## Task statement
Wherever a line below holds the word "name", copy that line.

## Data supplied
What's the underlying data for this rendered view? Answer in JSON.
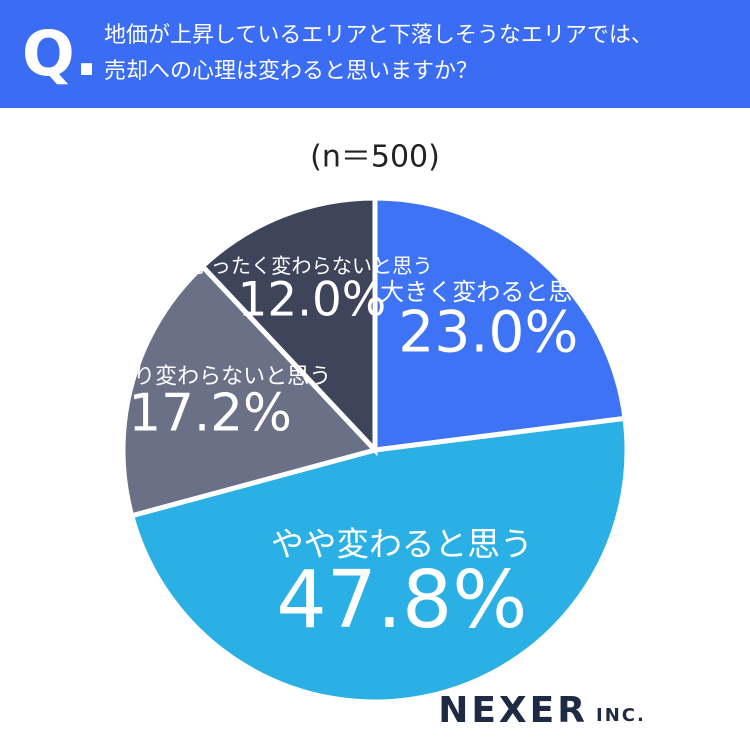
{
  "header": {
    "mark": "Q.",
    "question": "地価が上昇しているエリアと下落しそうなエリアでは、売却への心理は変わると思いますか？"
  },
  "chart_data": {
    "type": "pie",
    "subtitle": "(n＝500)",
    "categories": [
      "大きく変わると思う",
      "やや変わると思う",
      "あまり変わらないと思う",
      "まったく変わらないと思う"
    ],
    "values": [
      23.0,
      47.8,
      17.2,
      12.0
    ],
    "value_labels": [
      "23.0%",
      "47.8%",
      "17.2%",
      "12.0%"
    ],
    "colors": [
      "#3d73f4",
      "#2bb0e5",
      "#6a7086",
      "#3e4459"
    ]
  },
  "brand": {
    "name": "NEXER",
    "suffix": "INC."
  }
}
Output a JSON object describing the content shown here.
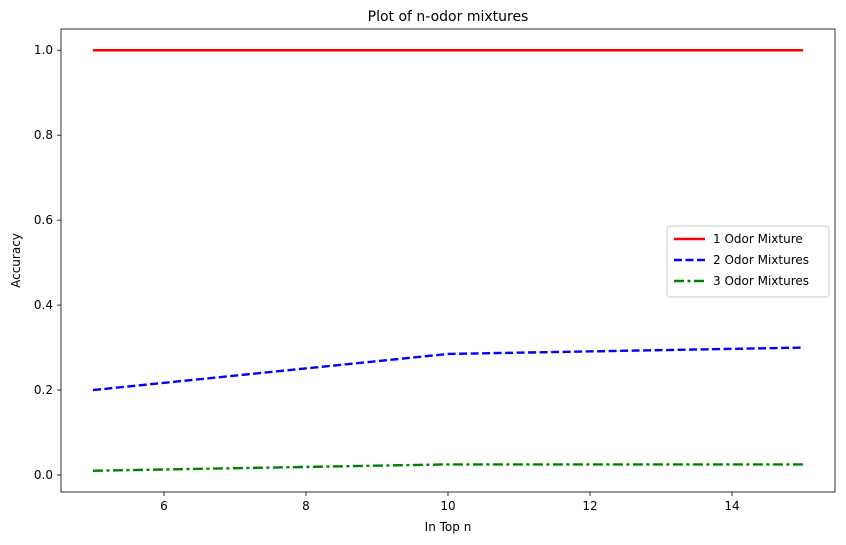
{
  "chart_data": {
    "type": "line",
    "title": "Plot of n-odor mixtures",
    "xlabel": "In Top n",
    "ylabel": "Accuracy",
    "xlim": [
      4.55,
      15.45
    ],
    "ylim": [
      -0.04,
      1.05
    ],
    "xticks": [
      6,
      8,
      10,
      12,
      14
    ],
    "yticks": [
      0.0,
      0.2,
      0.4,
      0.6,
      0.8,
      1.0
    ],
    "grid": false,
    "legend": "center-right",
    "x": [
      5,
      10,
      15
    ],
    "series": [
      {
        "name": "1 Odor Mixture",
        "values": [
          1.0,
          1.0,
          1.0
        ],
        "color": "#ff0000",
        "dash": "solid"
      },
      {
        "name": "2 Odor Mixtures",
        "values": [
          0.2,
          0.285,
          0.3
        ],
        "color": "#0000ff",
        "dash": "dashed"
      },
      {
        "name": "3 Odor Mixtures",
        "values": [
          0.01,
          0.025,
          0.025
        ],
        "color": "#008000",
        "dash": "dashdot"
      }
    ]
  }
}
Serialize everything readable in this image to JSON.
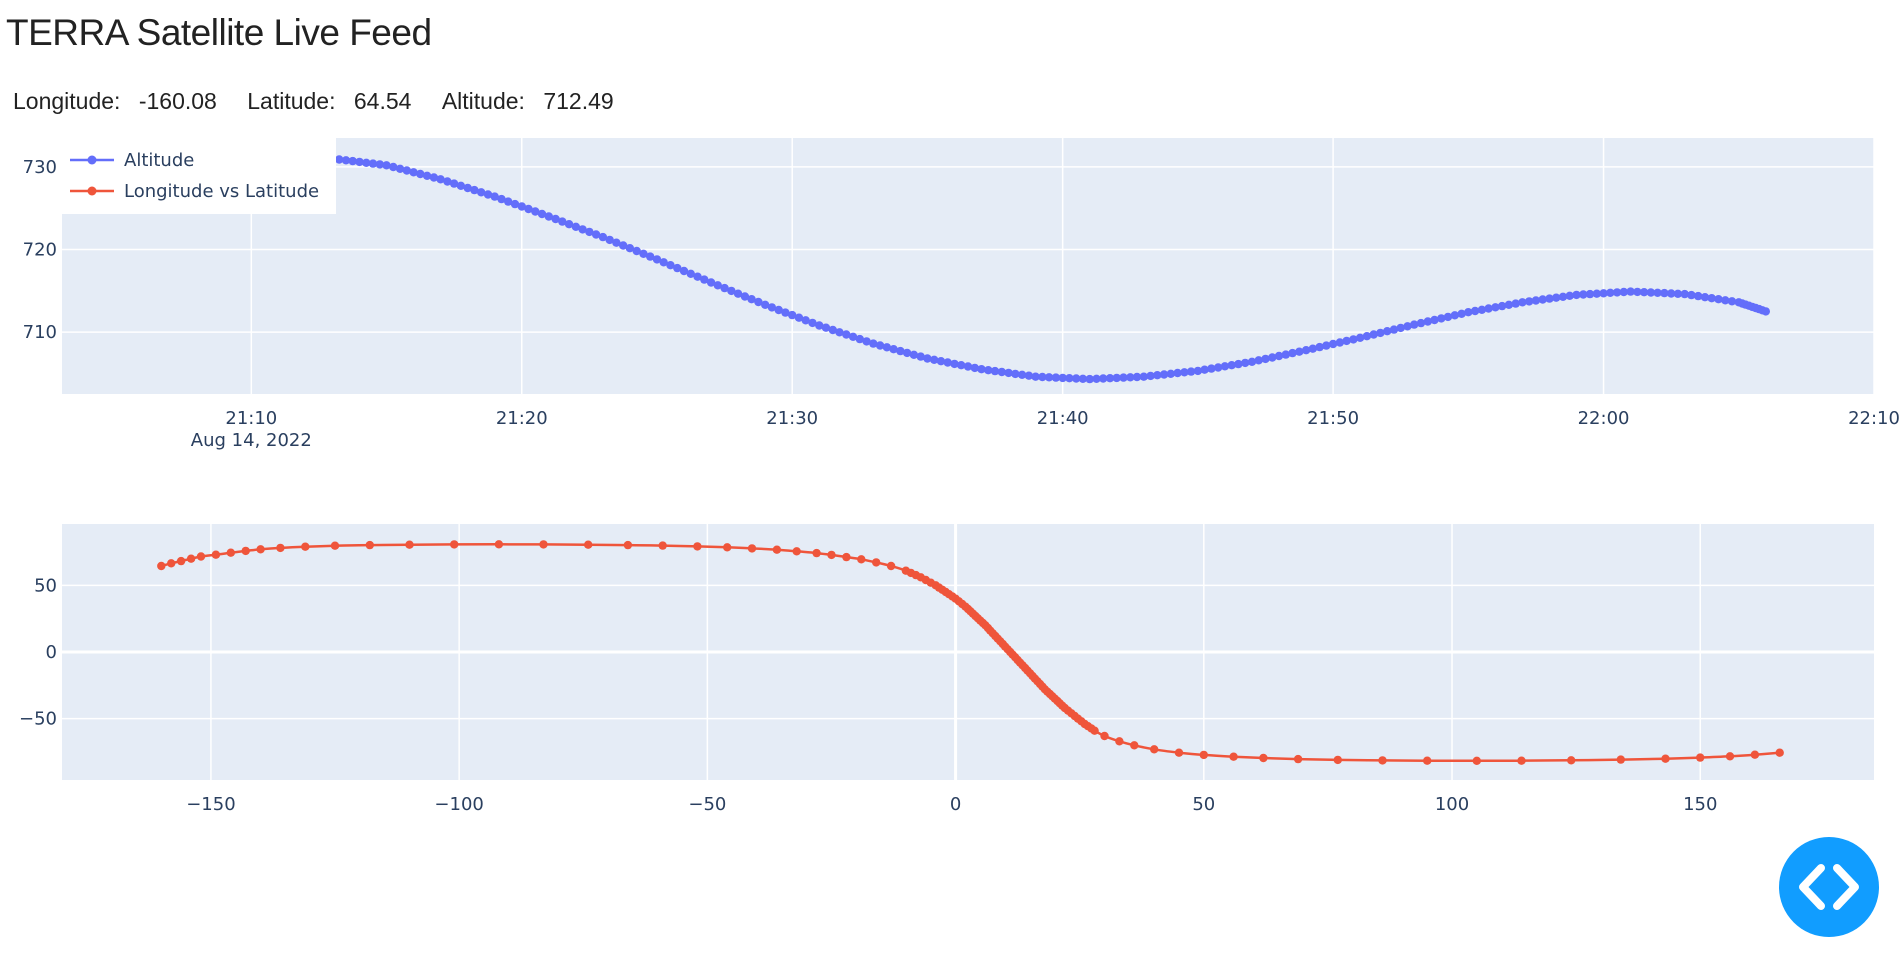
{
  "title": "TERRA Satellite Live Feed",
  "readout": {
    "longitude_label": "Longitude:",
    "longitude": "-160.08",
    "latitude_label": "Latitude:",
    "latitude": "64.54",
    "altitude_label": "Altitude:",
    "altitude": "712.49"
  },
  "debug_button": {
    "icon": "code-brackets-icon",
    "color": "#119dff"
  },
  "colors": {
    "plot_bg": "#e5ecf6",
    "grid": "#ffffff",
    "altitude": "#636efa",
    "track": "#ef553b"
  },
  "chart_data": [
    {
      "type": "line",
      "mode": "lines+markers",
      "x_type": "time",
      "x_range": [
        "2022-08-14 21:03",
        "2022-08-14 22:10"
      ],
      "x_ticks": [
        {
          "value": "2022-08-14 21:10",
          "label": "21:10",
          "sublabel": "Aug 14, 2022"
        },
        {
          "value": "2022-08-14 21:20",
          "label": "21:20"
        },
        {
          "value": "2022-08-14 21:30",
          "label": "21:30"
        },
        {
          "value": "2022-08-14 21:40",
          "label": "21:40"
        },
        {
          "value": "2022-08-14 21:50",
          "label": "21:50"
        },
        {
          "value": "2022-08-14 22:00",
          "label": "22:00"
        },
        {
          "value": "2022-08-14 22:10",
          "label": "22:10"
        }
      ],
      "ylim": [
        702.5,
        733.5
      ],
      "y_ticks": [
        710,
        720,
        730
      ],
      "legend": {
        "placement": "top-left",
        "entries": [
          {
            "name": "Altitude",
            "color": "#636efa"
          },
          {
            "name": "Longitude vs Latitude",
            "color": "#ef553b"
          }
        ]
      },
      "series": [
        {
          "name": "Altitude",
          "color": "#636efa",
          "x": [
            "2022-08-14 21:13",
            "2022-08-14 21:15",
            "2022-08-14 21:17",
            "2022-08-14 21:19",
            "2022-08-14 21:21",
            "2022-08-14 21:23",
            "2022-08-14 21:25",
            "2022-08-14 21:27",
            "2022-08-14 21:29",
            "2022-08-14 21:31",
            "2022-08-14 21:33",
            "2022-08-14 21:35",
            "2022-08-14 21:37",
            "2022-08-14 21:39",
            "2022-08-14 21:41",
            "2022-08-14 21:43",
            "2022-08-14 21:45",
            "2022-08-14 21:47",
            "2022-08-14 21:49",
            "2022-08-14 21:51",
            "2022-08-14 21:53",
            "2022-08-14 21:55",
            "2022-08-14 21:57",
            "2022-08-14 21:59",
            "2022-08-14 22:01",
            "2022-08-14 22:03",
            "2022-08-14 22:05",
            "2022-08-14 22:06"
          ],
          "y": [
            731.0,
            730.2,
            728.5,
            726.4,
            724.0,
            721.5,
            718.8,
            716.0,
            713.3,
            710.8,
            708.6,
            706.8,
            705.5,
            704.6,
            704.3,
            704.6,
            705.3,
            706.4,
            707.8,
            709.3,
            710.9,
            712.4,
            713.6,
            714.5,
            714.9,
            714.6,
            713.6,
            712.5
          ]
        }
      ]
    },
    {
      "type": "line",
      "mode": "lines+markers",
      "xlim": [
        -180,
        185
      ],
      "x_ticks": [
        -150,
        -100,
        -50,
        0,
        50,
        100,
        150
      ],
      "ylim": [
        -96,
        96
      ],
      "y_ticks": [
        -50,
        0,
        50
      ],
      "series": [
        {
          "name": "Longitude vs Latitude",
          "color": "#ef553b",
          "x": [
            -160,
            -158,
            -156,
            -154,
            -152,
            -149,
            -146,
            -143,
            -140,
            -136,
            -131,
            -125,
            -118,
            -110,
            -101,
            -92,
            -83,
            -74,
            -66,
            -59,
            -52,
            -46,
            -41,
            -36,
            -32,
            -28,
            -25,
            -22,
            -19,
            -16,
            -13,
            -10,
            -7,
            -4,
            -2,
            0,
            2,
            4,
            6,
            8,
            10,
            12,
            14,
            16,
            18,
            20,
            22,
            24,
            26,
            28,
            30,
            33,
            36,
            40,
            45,
            50,
            56,
            62,
            69,
            77,
            86,
            95,
            105,
            114,
            124,
            134,
            143,
            150,
            156,
            161,
            166
          ],
          "y": [
            64.5,
            66.5,
            68.2,
            70.0,
            71.6,
            73.0,
            74.5,
            75.8,
            77.0,
            78.1,
            79.0,
            79.7,
            80.2,
            80.5,
            80.7,
            80.8,
            80.7,
            80.5,
            80.2,
            79.8,
            79.2,
            78.5,
            77.7,
            76.7,
            75.5,
            74.2,
            72.8,
            71.2,
            69.5,
            67.2,
            64.5,
            61.0,
            56.0,
            50.0,
            45.0,
            40.0,
            34.0,
            27.0,
            20.0,
            12.0,
            4.0,
            -4.0,
            -12.0,
            -20.0,
            -28.0,
            -35.0,
            -42.0,
            -48.0,
            -54.0,
            -59.0,
            -63.0,
            -67.0,
            -70.0,
            -73.0,
            -75.5,
            -77.2,
            -78.5,
            -79.5,
            -80.3,
            -80.9,
            -81.3,
            -81.5,
            -81.6,
            -81.5,
            -81.2,
            -80.7,
            -80.0,
            -79.2,
            -78.2,
            -77.0,
            -75.5
          ]
        }
      ]
    }
  ]
}
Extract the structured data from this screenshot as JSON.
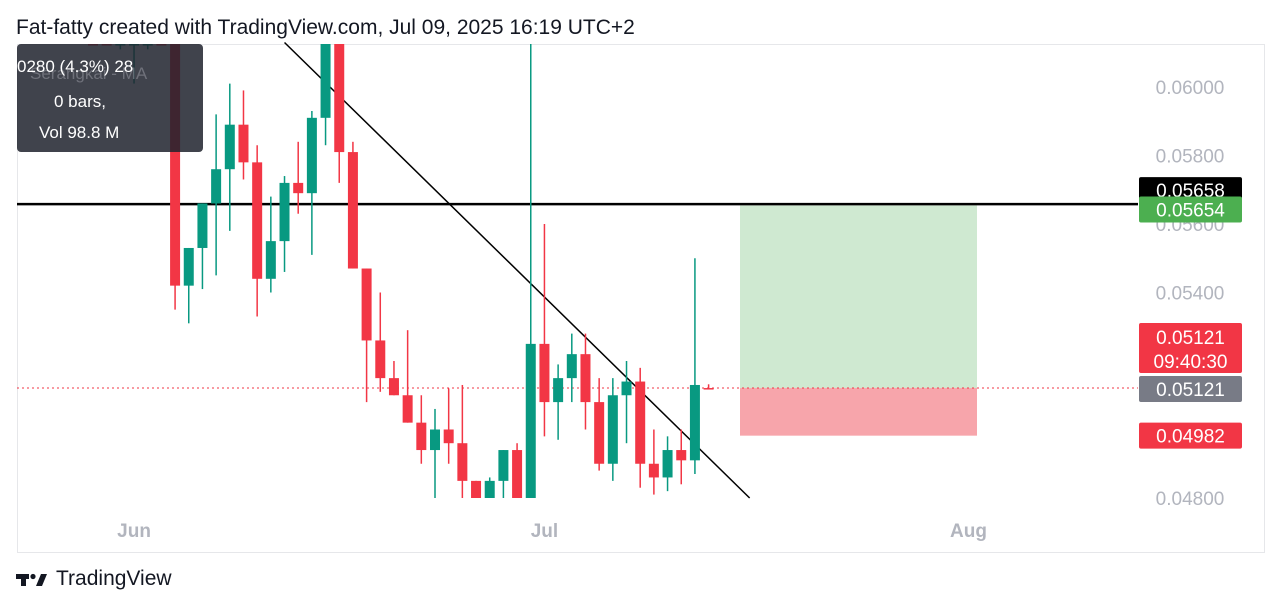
{
  "header": {
    "text": "Fat-fatty created with TradingView.com, Jul 09, 2025 16:19 UTC+2"
  },
  "footer": {
    "brand": "TradingView"
  },
  "tooltip": {
    "line1": "0280 (4.3%) 28",
    "line1_ghost": "Serangkai - MA",
    "line2": "0 bars,",
    "line3": "Vol 98.8 M"
  },
  "colors": {
    "up": "#089981",
    "down": "#f23645",
    "profit_zone": "#cfe9d1",
    "loss_zone": "#f7a5ab",
    "label_neutral": "#787b86"
  },
  "chart_data": {
    "type": "candlestick",
    "x_ticks": [
      "Jun",
      "Jul",
      "Aug"
    ],
    "y_ticks": [
      "0.06000",
      "0.05800",
      "0.05600",
      "0.05400",
      "0.04800"
    ],
    "ylim": [
      0.048,
      0.0613
    ],
    "price_labels": [
      {
        "text": "0.05658",
        "style": "black"
      },
      {
        "text": "0.05654",
        "style": "green"
      },
      {
        "text": "0.05121",
        "text2": "09:40:30",
        "style": "red"
      },
      {
        "text": "0.05121",
        "style": "gray"
      },
      {
        "text": "0.04982",
        "style": "red"
      }
    ],
    "horizontal_line": 0.05658,
    "current_price": 0.05121,
    "long_position": {
      "entry": 0.05121,
      "target": 0.05654,
      "stop": 0.04982
    },
    "trendline": {
      "from": {
        "date": "2025-06-12",
        "price": 0.0613
      },
      "to": {
        "date": "2025-07-16",
        "price": 0.048
      }
    },
    "candles": [
      {
        "date": "2025-05-29",
        "open": 0.0613,
        "high": 0.0613,
        "low": 0.0613,
        "close": 0.0613,
        "dir": "down"
      },
      {
        "date": "2025-05-30",
        "open": 0.0613,
        "high": 0.0613,
        "low": 0.0613,
        "close": 0.0613,
        "dir": "down"
      },
      {
        "date": "2025-05-31",
        "open": 0.0613,
        "high": 0.0613,
        "low": 0.0611,
        "close": 0.0613,
        "dir": "up"
      },
      {
        "date": "2025-06-01",
        "open": 0.0613,
        "high": 0.0613,
        "low": 0.0601,
        "close": 0.0613,
        "dir": "up"
      },
      {
        "date": "2025-06-02",
        "open": 0.0613,
        "high": 0.0613,
        "low": 0.0611,
        "close": 0.0613,
        "dir": "up"
      },
      {
        "date": "2025-06-03",
        "open": 0.0613,
        "high": 0.0613,
        "low": 0.0613,
        "close": 0.0613,
        "dir": "down"
      },
      {
        "date": "2025-06-04",
        "open": 0.0613,
        "high": 0.0613,
        "low": 0.0535,
        "close": 0.0542,
        "dir": "down"
      },
      {
        "date": "2025-06-05",
        "open": 0.0542,
        "high": 0.0553,
        "low": 0.0531,
        "close": 0.0553,
        "dir": "up"
      },
      {
        "date": "2025-06-06",
        "open": 0.0553,
        "high": 0.0566,
        "low": 0.0541,
        "close": 0.0566,
        "dir": "up"
      },
      {
        "date": "2025-06-07",
        "open": 0.0566,
        "high": 0.0592,
        "low": 0.0545,
        "close": 0.0576,
        "dir": "up"
      },
      {
        "date": "2025-06-08",
        "open": 0.0576,
        "high": 0.0601,
        "low": 0.0558,
        "close": 0.0589,
        "dir": "up"
      },
      {
        "date": "2025-06-09",
        "open": 0.0589,
        "high": 0.0599,
        "low": 0.0573,
        "close": 0.0578,
        "dir": "down"
      },
      {
        "date": "2025-06-10",
        "open": 0.0578,
        "high": 0.0583,
        "low": 0.0533,
        "close": 0.0544,
        "dir": "down"
      },
      {
        "date": "2025-06-11",
        "open": 0.0544,
        "high": 0.0568,
        "low": 0.054,
        "close": 0.0555,
        "dir": "up"
      },
      {
        "date": "2025-06-12",
        "open": 0.0555,
        "high": 0.0574,
        "low": 0.0546,
        "close": 0.0572,
        "dir": "up"
      },
      {
        "date": "2025-06-13",
        "open": 0.0572,
        "high": 0.0584,
        "low": 0.0563,
        "close": 0.0569,
        "dir": "down"
      },
      {
        "date": "2025-06-14",
        "open": 0.0569,
        "high": 0.0593,
        "low": 0.0551,
        "close": 0.0591,
        "dir": "up"
      },
      {
        "date": "2025-06-15",
        "open": 0.0591,
        "high": 0.0613,
        "low": 0.0583,
        "close": 0.0613,
        "dir": "up"
      },
      {
        "date": "2025-06-16",
        "open": 0.0613,
        "high": 0.0613,
        "low": 0.0572,
        "close": 0.0581,
        "dir": "down"
      },
      {
        "date": "2025-06-17",
        "open": 0.0581,
        "high": 0.0584,
        "low": 0.0547,
        "close": 0.0547,
        "dir": "down"
      },
      {
        "date": "2025-06-18",
        "open": 0.0547,
        "high": 0.0547,
        "low": 0.0508,
        "close": 0.0526,
        "dir": "down"
      },
      {
        "date": "2025-06-19",
        "open": 0.0526,
        "high": 0.054,
        "low": 0.0511,
        "close": 0.0515,
        "dir": "down"
      },
      {
        "date": "2025-06-20",
        "open": 0.0515,
        "high": 0.052,
        "low": 0.051,
        "close": 0.051,
        "dir": "down"
      },
      {
        "date": "2025-06-21",
        "open": 0.051,
        "high": 0.0529,
        "low": 0.0502,
        "close": 0.0502,
        "dir": "down"
      },
      {
        "date": "2025-06-22",
        "open": 0.0502,
        "high": 0.051,
        "low": 0.049,
        "close": 0.0494,
        "dir": "down"
      },
      {
        "date": "2025-06-23",
        "open": 0.0494,
        "high": 0.0506,
        "low": 0.048,
        "close": 0.05,
        "dir": "up"
      },
      {
        "date": "2025-06-24",
        "open": 0.05,
        "high": 0.0512,
        "low": 0.049,
        "close": 0.0496,
        "dir": "down"
      },
      {
        "date": "2025-06-25",
        "open": 0.0496,
        "high": 0.0513,
        "low": 0.048,
        "close": 0.0485,
        "dir": "down"
      },
      {
        "date": "2025-06-26",
        "open": 0.0485,
        "high": 0.0485,
        "low": 0.048,
        "close": 0.048,
        "dir": "down"
      },
      {
        "date": "2025-06-27",
        "open": 0.048,
        "high": 0.0486,
        "low": 0.048,
        "close": 0.0485,
        "dir": "up"
      },
      {
        "date": "2025-06-28",
        "open": 0.0485,
        "high": 0.0494,
        "low": 0.048,
        "close": 0.0494,
        "dir": "up"
      },
      {
        "date": "2025-06-29",
        "open": 0.0494,
        "high": 0.0496,
        "low": 0.048,
        "close": 0.048,
        "dir": "down"
      },
      {
        "date": "2025-06-30",
        "open": 0.048,
        "high": 0.0613,
        "low": 0.048,
        "close": 0.0525,
        "dir": "up"
      },
      {
        "date": "2025-07-01",
        "open": 0.0525,
        "high": 0.056,
        "low": 0.0498,
        "close": 0.0508,
        "dir": "down"
      },
      {
        "date": "2025-07-02",
        "open": 0.0508,
        "high": 0.0519,
        "low": 0.0497,
        "close": 0.0515,
        "dir": "up"
      },
      {
        "date": "2025-07-03",
        "open": 0.0515,
        "high": 0.0528,
        "low": 0.0508,
        "close": 0.0522,
        "dir": "up"
      },
      {
        "date": "2025-07-04",
        "open": 0.0522,
        "high": 0.0528,
        "low": 0.05,
        "close": 0.0508,
        "dir": "down"
      },
      {
        "date": "2025-07-05",
        "open": 0.0508,
        "high": 0.0515,
        "low": 0.0488,
        "close": 0.049,
        "dir": "down"
      },
      {
        "date": "2025-07-06",
        "open": 0.049,
        "high": 0.0515,
        "low": 0.0485,
        "close": 0.051,
        "dir": "up"
      },
      {
        "date": "2025-07-07",
        "open": 0.051,
        "high": 0.052,
        "low": 0.0496,
        "close": 0.0514,
        "dir": "up"
      },
      {
        "date": "2025-07-08",
        "open": 0.0514,
        "high": 0.0518,
        "low": 0.0483,
        "close": 0.049,
        "dir": "down"
      },
      {
        "date": "2025-07-09",
        "open": 0.049,
        "high": 0.05,
        "low": 0.0481,
        "close": 0.0486,
        "dir": "down"
      },
      {
        "date": "2025-07-10",
        "open": 0.0486,
        "high": 0.0498,
        "low": 0.0482,
        "close": 0.0494,
        "dir": "up"
      },
      {
        "date": "2025-07-11",
        "open": 0.0494,
        "high": 0.05,
        "low": 0.0484,
        "close": 0.0491,
        "dir": "down"
      },
      {
        "date": "2025-07-12",
        "open": 0.0491,
        "high": 0.055,
        "low": 0.0487,
        "close": 0.0513,
        "dir": "up"
      },
      {
        "date": "2025-07-13",
        "open": 0.05121,
        "high": 0.05132,
        "low": 0.05121,
        "close": 0.05121,
        "dir": "down"
      }
    ]
  }
}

## Solution to this problem
    "name": "NEXER",
        "name": "1 Odor Mixture",
        "name": "2 Odor Mixtures",
        "name": "3 Odor Mixtures",
            "name": "Altitude",
            "name": "Longitude vs Latitude",
          "name": "Altitude",
          "name": "Longitude vs Latitude",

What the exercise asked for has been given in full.